What the task requires: Show each line from the listing that includes the word "gamle".

Rows from a dataset:
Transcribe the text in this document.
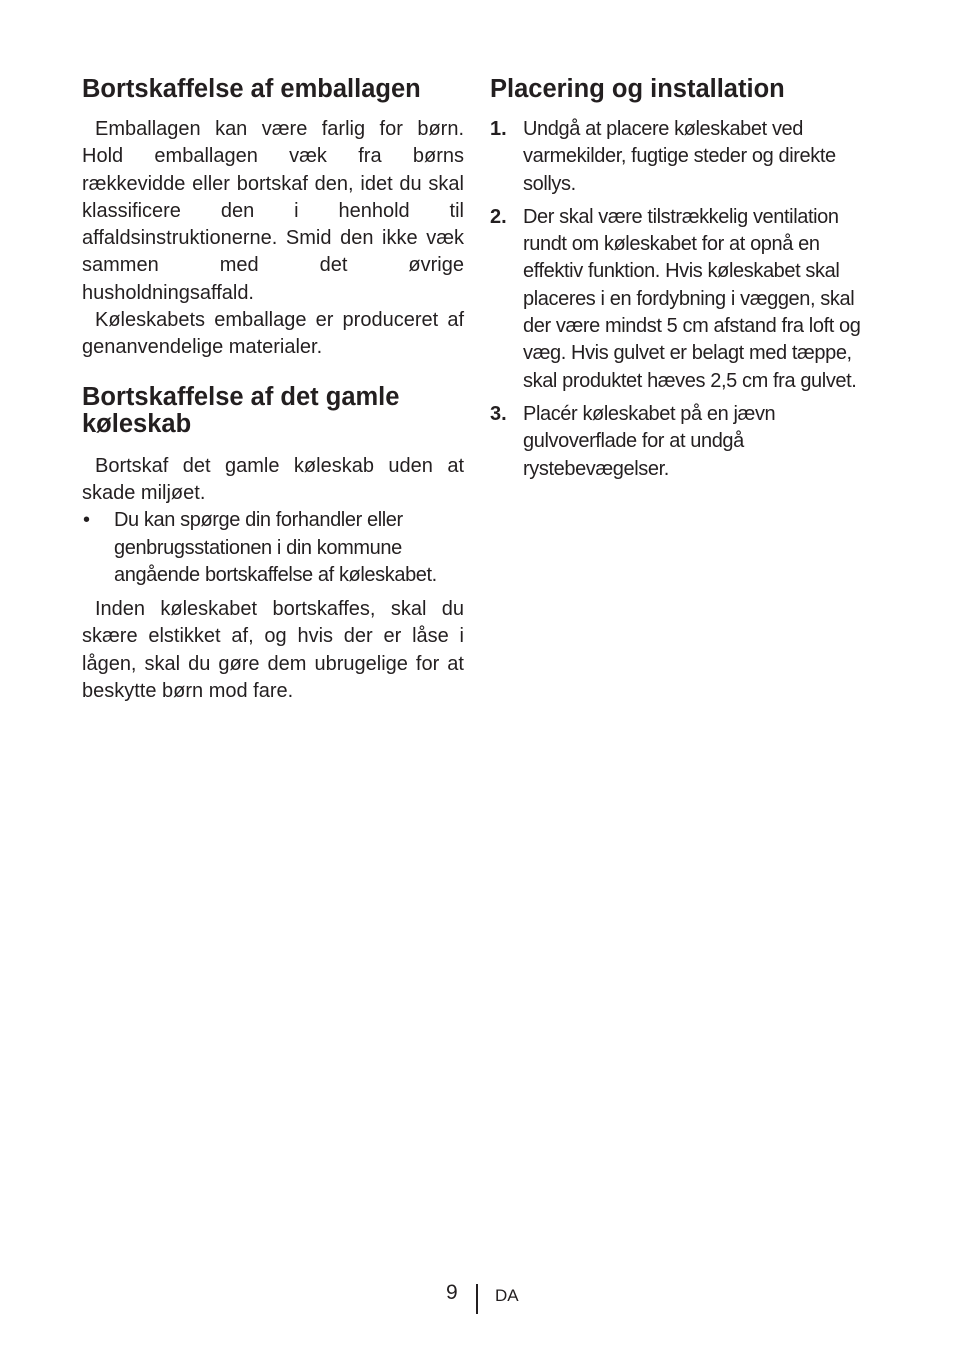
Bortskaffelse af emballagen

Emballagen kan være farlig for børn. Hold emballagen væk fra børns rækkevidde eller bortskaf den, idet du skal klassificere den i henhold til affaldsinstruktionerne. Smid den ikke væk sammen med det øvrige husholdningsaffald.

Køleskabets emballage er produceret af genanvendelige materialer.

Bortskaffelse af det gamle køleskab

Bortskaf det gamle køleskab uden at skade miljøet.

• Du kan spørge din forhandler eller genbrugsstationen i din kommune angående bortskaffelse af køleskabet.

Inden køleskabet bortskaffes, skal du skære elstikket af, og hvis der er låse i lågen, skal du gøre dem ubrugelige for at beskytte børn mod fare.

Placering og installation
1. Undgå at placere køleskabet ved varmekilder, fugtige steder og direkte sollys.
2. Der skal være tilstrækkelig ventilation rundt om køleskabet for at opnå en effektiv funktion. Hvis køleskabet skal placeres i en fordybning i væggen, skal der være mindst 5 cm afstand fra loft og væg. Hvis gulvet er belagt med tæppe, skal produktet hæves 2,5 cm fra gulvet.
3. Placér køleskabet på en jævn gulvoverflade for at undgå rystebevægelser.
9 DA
--
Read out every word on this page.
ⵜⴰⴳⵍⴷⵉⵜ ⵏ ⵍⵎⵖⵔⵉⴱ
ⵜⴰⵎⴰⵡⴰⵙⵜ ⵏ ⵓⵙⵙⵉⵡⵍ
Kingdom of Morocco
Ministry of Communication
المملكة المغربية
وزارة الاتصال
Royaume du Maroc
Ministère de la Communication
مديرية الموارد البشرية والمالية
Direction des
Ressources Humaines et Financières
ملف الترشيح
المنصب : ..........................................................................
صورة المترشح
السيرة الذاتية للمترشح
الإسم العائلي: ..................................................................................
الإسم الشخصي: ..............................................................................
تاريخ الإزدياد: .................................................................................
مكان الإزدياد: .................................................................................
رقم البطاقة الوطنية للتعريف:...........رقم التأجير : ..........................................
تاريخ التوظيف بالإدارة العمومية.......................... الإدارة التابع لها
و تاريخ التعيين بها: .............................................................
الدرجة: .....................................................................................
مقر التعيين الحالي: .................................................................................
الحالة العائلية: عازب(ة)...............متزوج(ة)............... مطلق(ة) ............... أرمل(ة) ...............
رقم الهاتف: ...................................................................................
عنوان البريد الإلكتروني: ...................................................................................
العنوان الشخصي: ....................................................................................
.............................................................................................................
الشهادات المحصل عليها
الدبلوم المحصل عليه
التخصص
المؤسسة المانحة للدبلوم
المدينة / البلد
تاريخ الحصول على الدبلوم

Written answer:
Bortskaffelse af det gamle køleskab
Bortskaf det gamle køleskab uden at skade miljøet.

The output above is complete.